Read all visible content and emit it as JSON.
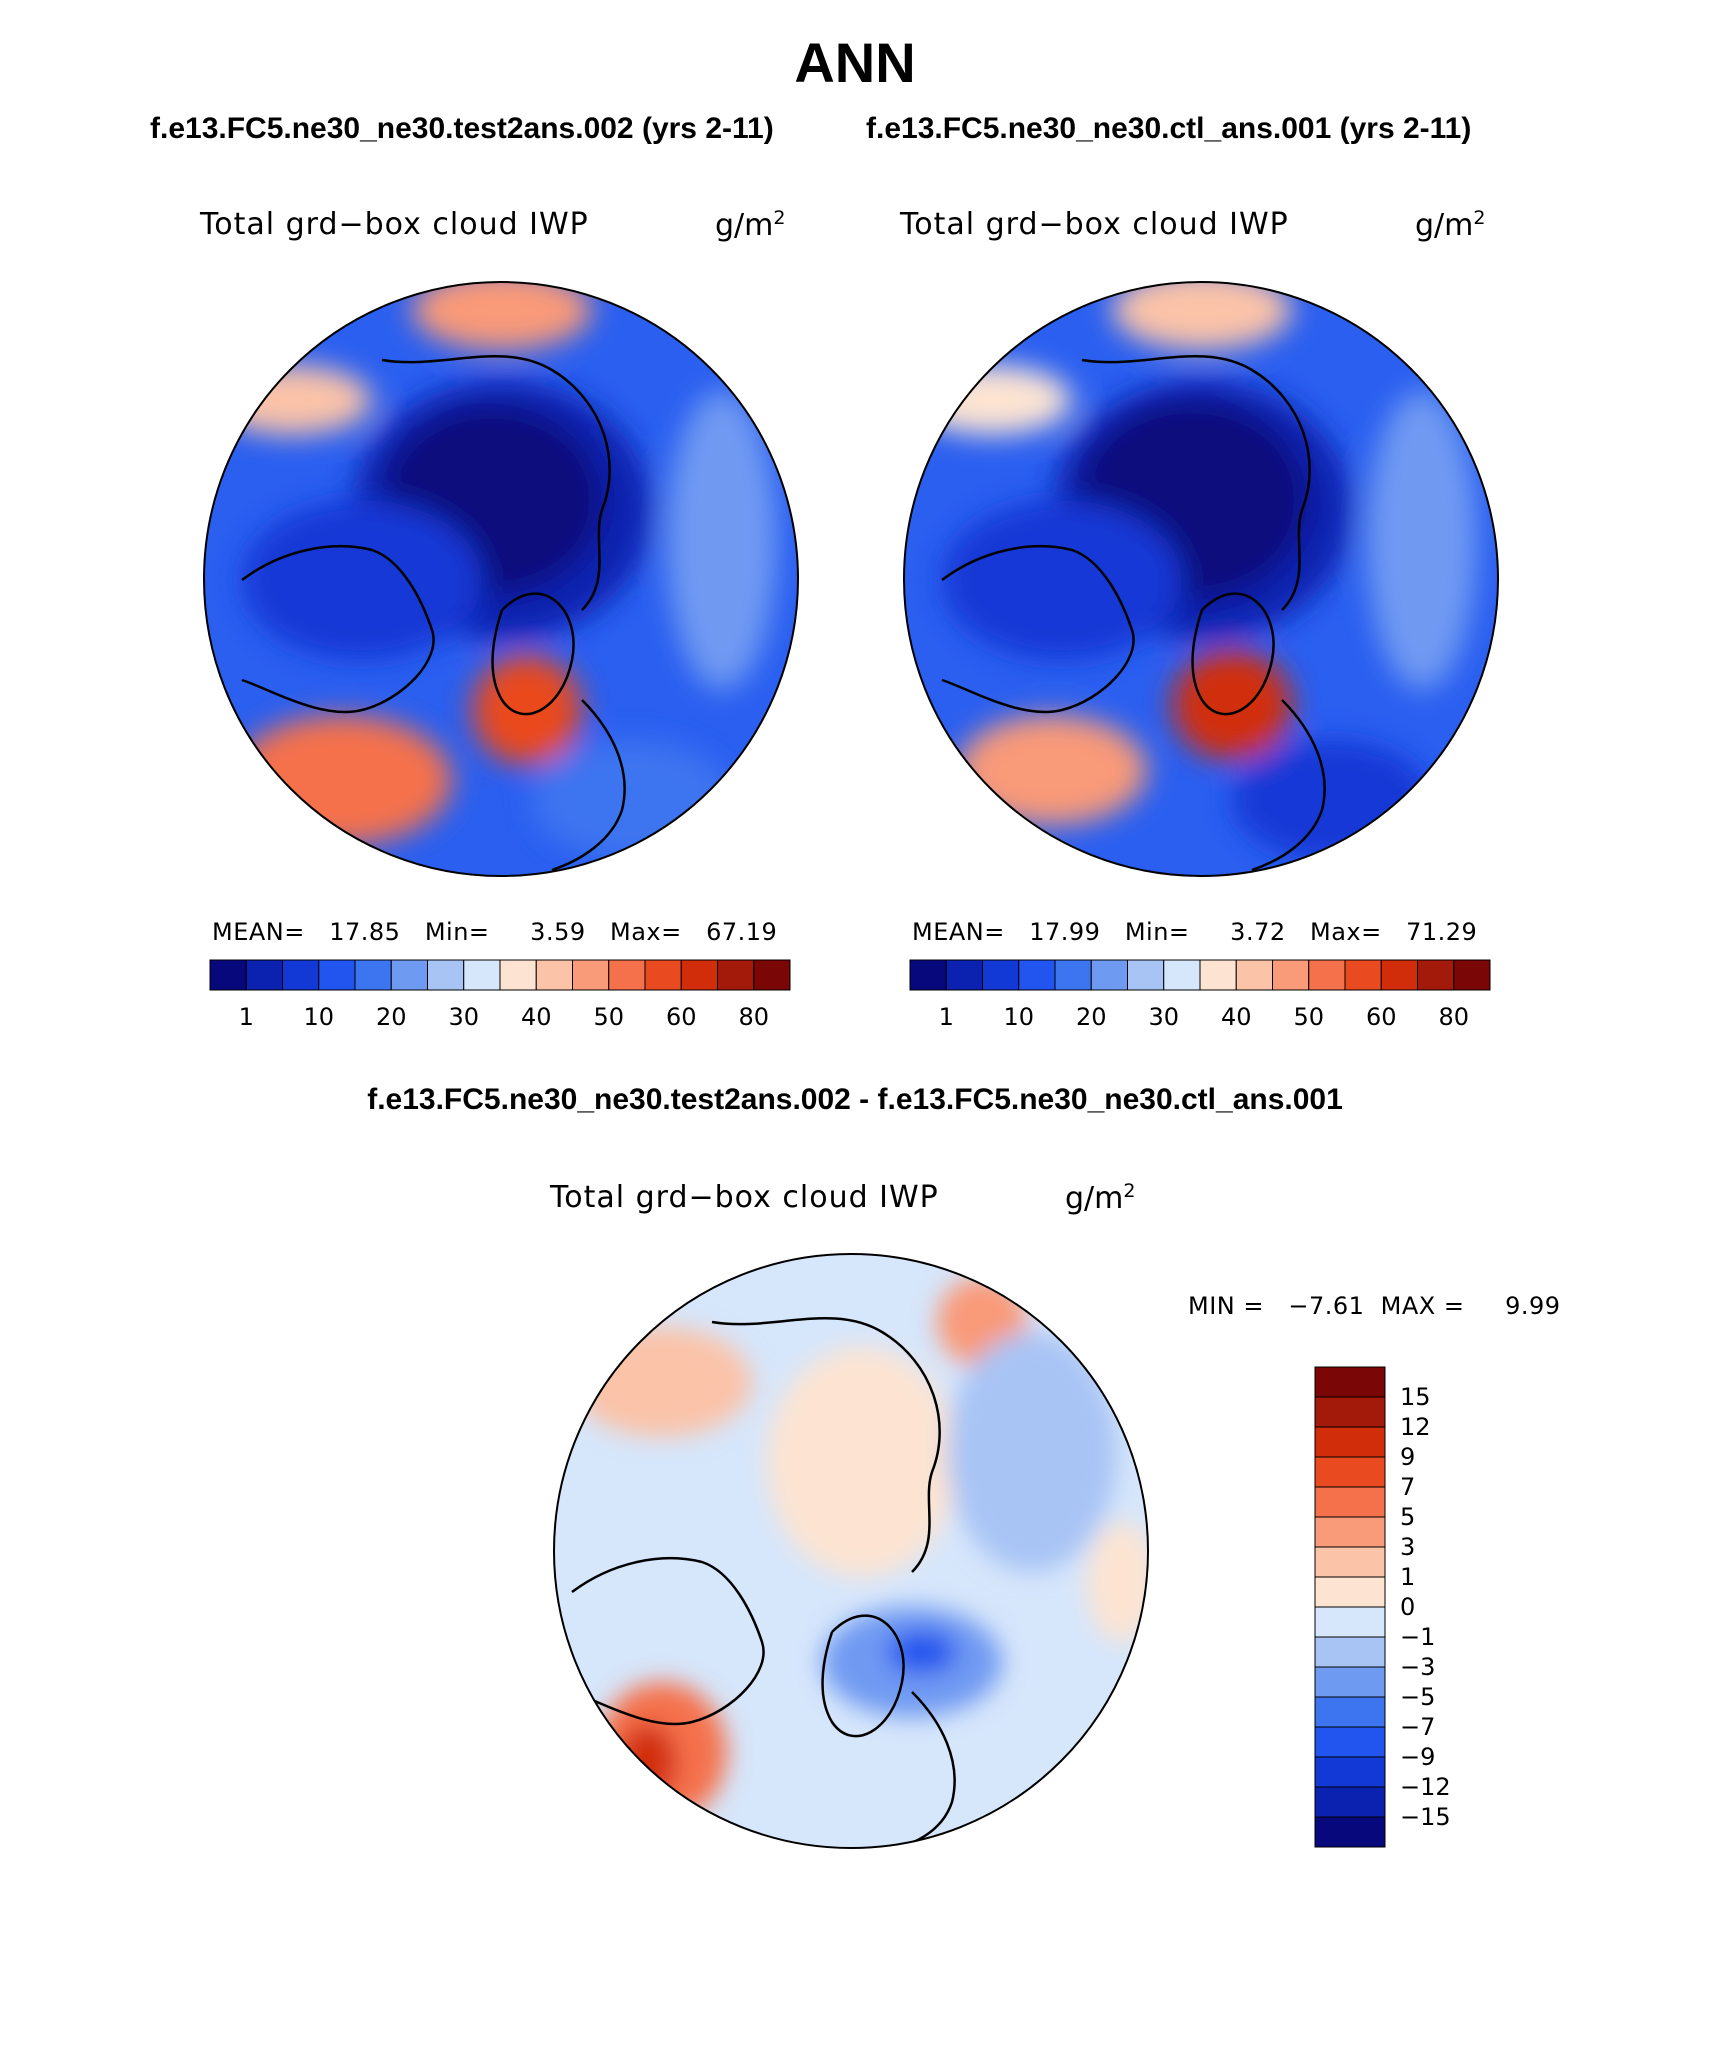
{
  "title": "ANN",
  "subtitle_left": "f.e13.FC5.ne30_ne30.test2ans.002 (yrs 2-11)",
  "subtitle_right": "f.e13.FC5.ne30_ne30.ctl_ans.001 (yrs 2-11)",
  "diff_title": "f.e13.FC5.ne30_ne30.test2ans.002 - f.e13.FC5.ne30_ne30.ctl_ans.001",
  "panels": [
    {
      "variable": "Total grd−box cloud IWP",
      "unit": "g/m",
      "unit_sup": "2",
      "stats": "MEAN=   17.85   Min=     3.59   Max=   67.19"
    },
    {
      "variable": "Total grd−box cloud IWP",
      "unit": "g/m",
      "unit_sup": "2",
      "stats": "MEAN=   17.99   Min=     3.72   Max=   71.29"
    },
    {
      "variable": "Total grd−box cloud IWP",
      "unit": "g/m",
      "unit_sup": "2",
      "stats": "MIN =   −7.61  MAX =     9.99"
    }
  ],
  "colorbar_main": {
    "colors": [
      "#08087d",
      "#0b22b0",
      "#1238d6",
      "#2255ef",
      "#3d74f0",
      "#6f9af2",
      "#a8c4f5",
      "#d7e7fb",
      "#fde4d2",
      "#fbc3a8",
      "#f99a78",
      "#f5714b",
      "#ea4a1f",
      "#d12d0b",
      "#a3190a",
      "#7a0606"
    ],
    "labels": [
      "1",
      "10",
      "20",
      "30",
      "40",
      "50",
      "60",
      "80"
    ]
  },
  "colorbar_diff": {
    "colors": [
      "#7a0606",
      "#a3190a",
      "#d12d0b",
      "#ea4a1f",
      "#f5714b",
      "#f99a78",
      "#fbc3a8",
      "#fde4d2",
      "#d7e7fb",
      "#a8c4f5",
      "#6f9af2",
      "#3d74f0",
      "#2255ef",
      "#1238d6",
      "#0b22b0",
      "#08087d"
    ],
    "labels": [
      "15",
      "12",
      "9",
      "7",
      "5",
      "3",
      "1",
      "0",
      "−1",
      "−3",
      "−5",
      "−7",
      "−9",
      "−12",
      "−15"
    ]
  },
  "map_colors": {
    "background_main": "#2a5ff0",
    "background_diff": "#d6e6fb",
    "coastline": "#000000"
  }
}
__________
__DIRECTIONS__. All of the material above should be reproduced exactly, except the pictures.

__EXERCISE OUTPUT__.
Read all visible content and emit it as JSON.
{
  "title": "ANN",
  "subtitle_left": "f.e13.FC5.ne30_ne30.test2ans.002 (yrs 2-11)",
  "subtitle_right": "f.e13.FC5.ne30_ne30.ctl_ans.001 (yrs 2-11)",
  "diff_title": "f.e13.FC5.ne30_ne30.test2ans.002 - f.e13.FC5.ne30_ne30.ctl_ans.001",
  "panels": [
    {
      "variable": "Total grd−box cloud IWP",
      "unit": "g/m",
      "unit_sup": "2",
      "stats": "MEAN=   17.85   Min=     3.59   Max=   67.19"
    },
    {
      "variable": "Total grd−box cloud IWP",
      "unit": "g/m",
      "unit_sup": "2",
      "stats": "MEAN=   17.99   Min=     3.72   Max=   71.29"
    },
    {
      "variable": "Total grd−box cloud IWP",
      "unit": "g/m",
      "unit_sup": "2",
      "stats": "MIN =   −7.61  MAX =     9.99"
    }
  ],
  "colorbar_main": {
    "colors": [
      "#08087d",
      "#0b22b0",
      "#1238d6",
      "#2255ef",
      "#3d74f0",
      "#6f9af2",
      "#a8c4f5",
      "#d7e7fb",
      "#fde4d2",
      "#fbc3a8",
      "#f99a78",
      "#f5714b",
      "#ea4a1f",
      "#d12d0b",
      "#a3190a",
      "#7a0606"
    ],
    "labels": [
      "1",
      "10",
      "20",
      "30",
      "40",
      "50",
      "60",
      "80"
    ]
  },
  "colorbar_diff": {
    "colors": [
      "#7a0606",
      "#a3190a",
      "#d12d0b",
      "#ea4a1f",
      "#f5714b",
      "#f99a78",
      "#fbc3a8",
      "#fde4d2",
      "#d7e7fb",
      "#a8c4f5",
      "#6f9af2",
      "#3d74f0",
      "#2255ef",
      "#1238d6",
      "#0b22b0",
      "#08087d"
    ],
    "labels": [
      "15",
      "12",
      "9",
      "7",
      "5",
      "3",
      "1",
      "0",
      "−1",
      "−3",
      "−5",
      "−7",
      "−9",
      "−12",
      "−15"
    ]
  },
  "map_colors": {
    "background_main": "#2a5ff0",
    "background_diff": "#d6e6fb",
    "coastline": "#000000"
  }
}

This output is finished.